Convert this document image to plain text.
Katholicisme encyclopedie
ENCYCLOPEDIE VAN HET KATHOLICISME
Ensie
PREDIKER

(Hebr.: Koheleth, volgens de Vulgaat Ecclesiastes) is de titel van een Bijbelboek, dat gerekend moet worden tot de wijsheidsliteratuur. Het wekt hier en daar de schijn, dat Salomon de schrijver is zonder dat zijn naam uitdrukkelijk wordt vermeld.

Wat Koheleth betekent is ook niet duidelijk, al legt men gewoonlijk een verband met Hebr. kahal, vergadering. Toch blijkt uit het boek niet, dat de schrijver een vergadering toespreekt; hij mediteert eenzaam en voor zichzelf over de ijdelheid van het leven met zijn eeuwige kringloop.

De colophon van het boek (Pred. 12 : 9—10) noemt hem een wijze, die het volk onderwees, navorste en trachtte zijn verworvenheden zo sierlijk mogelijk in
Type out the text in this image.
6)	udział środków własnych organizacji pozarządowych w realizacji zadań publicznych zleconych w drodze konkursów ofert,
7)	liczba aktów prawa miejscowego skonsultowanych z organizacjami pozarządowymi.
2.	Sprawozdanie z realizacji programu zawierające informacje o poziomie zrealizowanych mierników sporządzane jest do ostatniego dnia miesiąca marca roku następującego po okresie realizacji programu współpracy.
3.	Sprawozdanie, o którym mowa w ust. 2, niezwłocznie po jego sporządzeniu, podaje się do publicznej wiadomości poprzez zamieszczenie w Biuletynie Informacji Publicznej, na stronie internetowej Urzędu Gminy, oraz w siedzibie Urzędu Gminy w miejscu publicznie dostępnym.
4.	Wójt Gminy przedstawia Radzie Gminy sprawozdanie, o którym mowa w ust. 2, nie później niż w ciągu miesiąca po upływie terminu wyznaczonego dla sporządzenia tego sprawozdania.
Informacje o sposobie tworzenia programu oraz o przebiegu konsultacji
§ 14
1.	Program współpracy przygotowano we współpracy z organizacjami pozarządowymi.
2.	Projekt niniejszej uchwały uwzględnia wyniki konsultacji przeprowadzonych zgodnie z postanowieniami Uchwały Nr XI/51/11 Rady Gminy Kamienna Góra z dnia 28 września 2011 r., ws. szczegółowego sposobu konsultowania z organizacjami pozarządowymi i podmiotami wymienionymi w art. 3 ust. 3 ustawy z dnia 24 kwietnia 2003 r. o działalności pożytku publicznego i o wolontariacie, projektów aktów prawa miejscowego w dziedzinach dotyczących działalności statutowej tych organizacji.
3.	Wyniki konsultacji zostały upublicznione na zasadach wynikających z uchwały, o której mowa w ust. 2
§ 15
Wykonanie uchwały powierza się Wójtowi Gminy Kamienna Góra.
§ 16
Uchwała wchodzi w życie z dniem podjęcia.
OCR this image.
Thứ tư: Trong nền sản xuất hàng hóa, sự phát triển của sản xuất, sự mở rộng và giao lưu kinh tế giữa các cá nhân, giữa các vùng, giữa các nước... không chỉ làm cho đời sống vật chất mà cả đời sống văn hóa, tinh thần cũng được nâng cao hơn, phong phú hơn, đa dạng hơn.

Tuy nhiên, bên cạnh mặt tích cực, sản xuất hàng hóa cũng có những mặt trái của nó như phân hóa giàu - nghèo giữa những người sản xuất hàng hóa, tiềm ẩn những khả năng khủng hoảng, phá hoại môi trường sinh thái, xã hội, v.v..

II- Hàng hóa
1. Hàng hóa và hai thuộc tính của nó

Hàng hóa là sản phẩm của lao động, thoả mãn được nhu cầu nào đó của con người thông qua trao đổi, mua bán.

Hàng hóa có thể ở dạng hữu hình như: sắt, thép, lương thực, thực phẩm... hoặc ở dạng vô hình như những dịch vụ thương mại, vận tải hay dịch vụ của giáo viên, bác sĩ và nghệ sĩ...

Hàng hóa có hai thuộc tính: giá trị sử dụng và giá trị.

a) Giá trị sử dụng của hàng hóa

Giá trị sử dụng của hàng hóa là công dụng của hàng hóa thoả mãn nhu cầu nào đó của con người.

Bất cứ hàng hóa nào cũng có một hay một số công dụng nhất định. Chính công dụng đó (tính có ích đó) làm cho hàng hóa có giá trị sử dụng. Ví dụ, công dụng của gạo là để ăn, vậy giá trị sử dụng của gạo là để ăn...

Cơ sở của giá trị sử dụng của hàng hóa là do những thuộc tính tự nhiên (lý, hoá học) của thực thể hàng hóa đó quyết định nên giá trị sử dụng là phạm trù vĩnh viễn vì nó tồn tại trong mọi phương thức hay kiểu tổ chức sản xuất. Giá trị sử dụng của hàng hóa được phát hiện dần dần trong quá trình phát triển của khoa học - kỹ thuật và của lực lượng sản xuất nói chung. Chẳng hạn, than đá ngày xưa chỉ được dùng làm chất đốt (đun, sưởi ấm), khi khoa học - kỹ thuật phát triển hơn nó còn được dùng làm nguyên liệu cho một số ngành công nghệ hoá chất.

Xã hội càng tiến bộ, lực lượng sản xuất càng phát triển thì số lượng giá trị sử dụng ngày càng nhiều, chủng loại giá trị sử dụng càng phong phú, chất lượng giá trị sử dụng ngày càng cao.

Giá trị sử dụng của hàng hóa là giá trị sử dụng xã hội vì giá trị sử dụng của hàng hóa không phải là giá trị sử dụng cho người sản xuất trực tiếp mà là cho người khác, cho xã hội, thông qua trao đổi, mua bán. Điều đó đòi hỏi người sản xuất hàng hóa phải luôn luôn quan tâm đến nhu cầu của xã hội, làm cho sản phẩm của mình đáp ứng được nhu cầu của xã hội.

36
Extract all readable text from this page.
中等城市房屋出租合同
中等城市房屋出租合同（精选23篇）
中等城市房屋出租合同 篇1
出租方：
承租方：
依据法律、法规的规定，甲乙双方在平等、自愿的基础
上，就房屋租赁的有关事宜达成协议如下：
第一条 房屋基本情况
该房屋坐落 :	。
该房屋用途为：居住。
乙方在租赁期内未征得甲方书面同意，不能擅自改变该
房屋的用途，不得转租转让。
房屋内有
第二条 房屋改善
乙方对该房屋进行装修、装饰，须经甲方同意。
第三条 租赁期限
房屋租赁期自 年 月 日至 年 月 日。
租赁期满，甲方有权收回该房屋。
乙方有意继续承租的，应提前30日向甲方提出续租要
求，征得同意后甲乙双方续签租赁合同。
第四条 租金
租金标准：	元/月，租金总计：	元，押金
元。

TASK DESCRIPTION = Look through the material and copy each line that has "không".

FINISHED TASK =
Thứ tư: Trong nền sản xuất hàng hóa, sự phát triển của sản xuất, sự mở rộng và giao lưu kinh tế giữa các cá nhân, giữa các vùng, giữa các nước... không chỉ làm cho đời sống vật chất mà cả đời sống văn hóa, tinh thần cũng được nâng cao hơn, phong phú hơn, đa dạng hơn.
Giá trị sử dụng của hàng hóa là giá trị sử dụng xã hội vì giá trị sử dụng của hàng hóa không phải là giá trị sử dụng cho người sản xuất trực tiếp mà là cho người khác, cho xã hội, thông qua trao đổi, mua bán. Điều đó đòi hỏi người sản xuất hàng hóa phải luôn luôn quan tâm đến nhu cầu của xã hội, làm cho sản phẩm của mình đáp ứng được nhu cầu của xã hội.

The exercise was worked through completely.